**** Data entries

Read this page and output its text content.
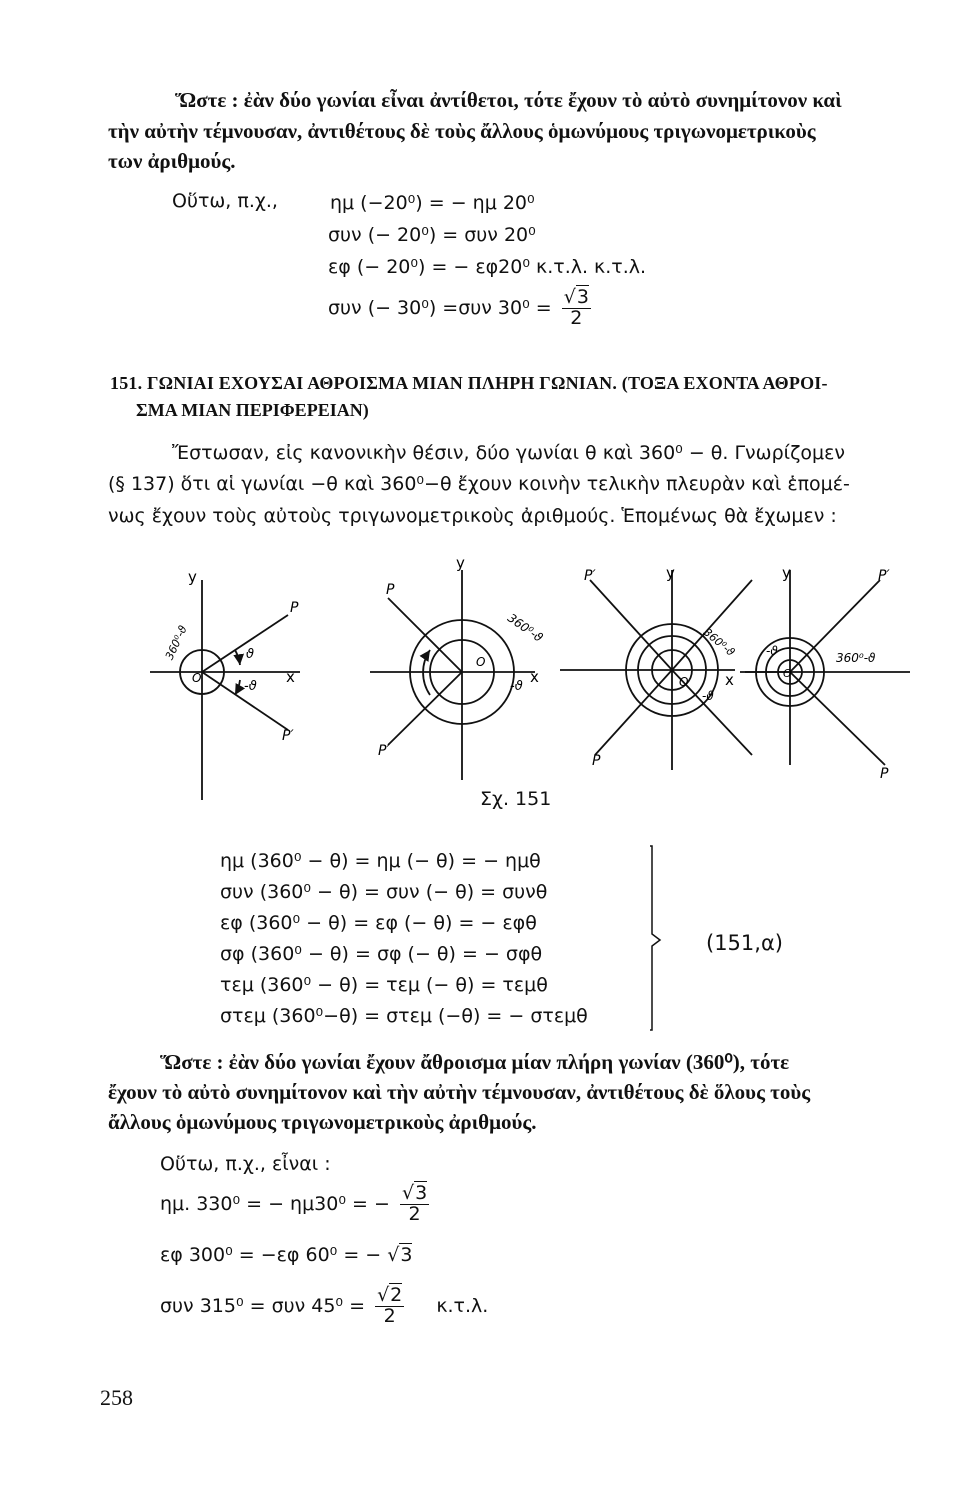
Ὥστε : ἐὰν δύο γωνίαι εἶναι ἀντίθετοι, τότε ἔχουν τὸ αὐτὸ συνημίτονον καὶ
τὴν αὐτὴν τέμνουσαν, ἀντιθέτους δὲ τοὺς ἄλλους ὁμωνύμους τριγωνομετρικοὺς
των ἀριθμούς.
Οὕτω, π.χ.,	ημ (−20⁰) = − ημ 20⁰
συν (− 20⁰) = συν 20⁰
εφ (− 20⁰) = − εφ20⁰ κ.τ.λ. κ.τ.λ.
συν (− 30⁰) =συν $30^0 = \frac{√3}{2}$
151. ΓΩΝΙΑΙ ΕΧΟΥΣΑΙ ΑΘΡΟΙΣΜΑ ΜΙΑΝ ΠΛΗΡΗ ΓΩΝΙΑΝ. (ΤΟΞΑ ΕΧΟΝΤΑ ΑΘΡΟΙ-
ΣΜΑ ΜΙΑΝ ΠΕΡΙΦΕΡΕΙΑΝ)
Ἔστωσαν, εἰς κανονικὴν θέσιν, δύο γωνίαι θ καὶ 360⁰ − θ. Γνωρίζομεν
(§ 137) ὅτι αἱ γωνίαι −θ καὶ 360⁰−θ ἔχουν κοινὴν τελικὴν πλευρὰν καὶ ἑπομέ-
νως ἔχουν τοὺς αὐτοὺς τριγωνομετρικοὺς ἀριθμούς. Ἑπομένως θὰ ἔχωμεν :
y
x
P
P′
ϑ
-ϑ
O
360⁰-ϑ
y
x
P
P′
O
360⁰-ϑ
-ϑ
y
x
P′
P
O
360⁰-ϑ
-ϑ
y	P′
P
O
-ϑ	360⁰-ϑ
Σχ. 151
ημ (360⁰ − θ) = ημ (− θ) = − ημθ
συν (360⁰ − θ) = συν (− θ) = συνθ
εφ (360⁰ − θ) = εφ (− θ) = − εφθ
σφ (360⁰ − θ) = σφ (− θ) = − σφθ
τεμ (360⁰ − θ) = τεμ (− θ) = τεμθ
στεμ (360⁰−θ) = στεμ (−θ) = − στεμθ
(151,α)
Ὥστε : ἐὰν δύο γωνίαι ἔχουν ἄθροισμα μίαν πλήρη γωνίαν (360⁰), τότε
ἔχουν τὸ αὐτὸ συνημίτονον καὶ τὴν αὐτὴν τέμνουσαν, ἀντιθέτους δὲ ὅλους τοὺς
ἄλλους ὁμωνύμους τριγωνομετρικοὺς ἀριθμούς.
Οὕτω, π.χ., εἶναι :
ημ. 330⁰ = − ημ30⁰ = − $\frac{√3}{2}$
εφ 300⁰ = −εφ 60⁰ = − √3
συν 315⁰ = συν $45^0 = \frac{√2}{2} \kappa.\tau.\lambda$.
258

********

What to do.
Using the records above, pull out each line where the word "τριγωνομετρικοὺς" occurs.

Solution.
τὴν αὐτὴν τέμνουσαν, ἀντιθέτους δὲ τοὺς ἄλλους ὁμωνύμους τριγωνομετρικοὺς
νως ἔχουν τοὺς αὐτοὺς τριγωνομετρικοὺς ἀριθμούς. Ἑπομένως θὰ ἔχωμεν :
ἄλλους ὁμωνύμους τριγωνομετρικοὺς ἀριθμούς.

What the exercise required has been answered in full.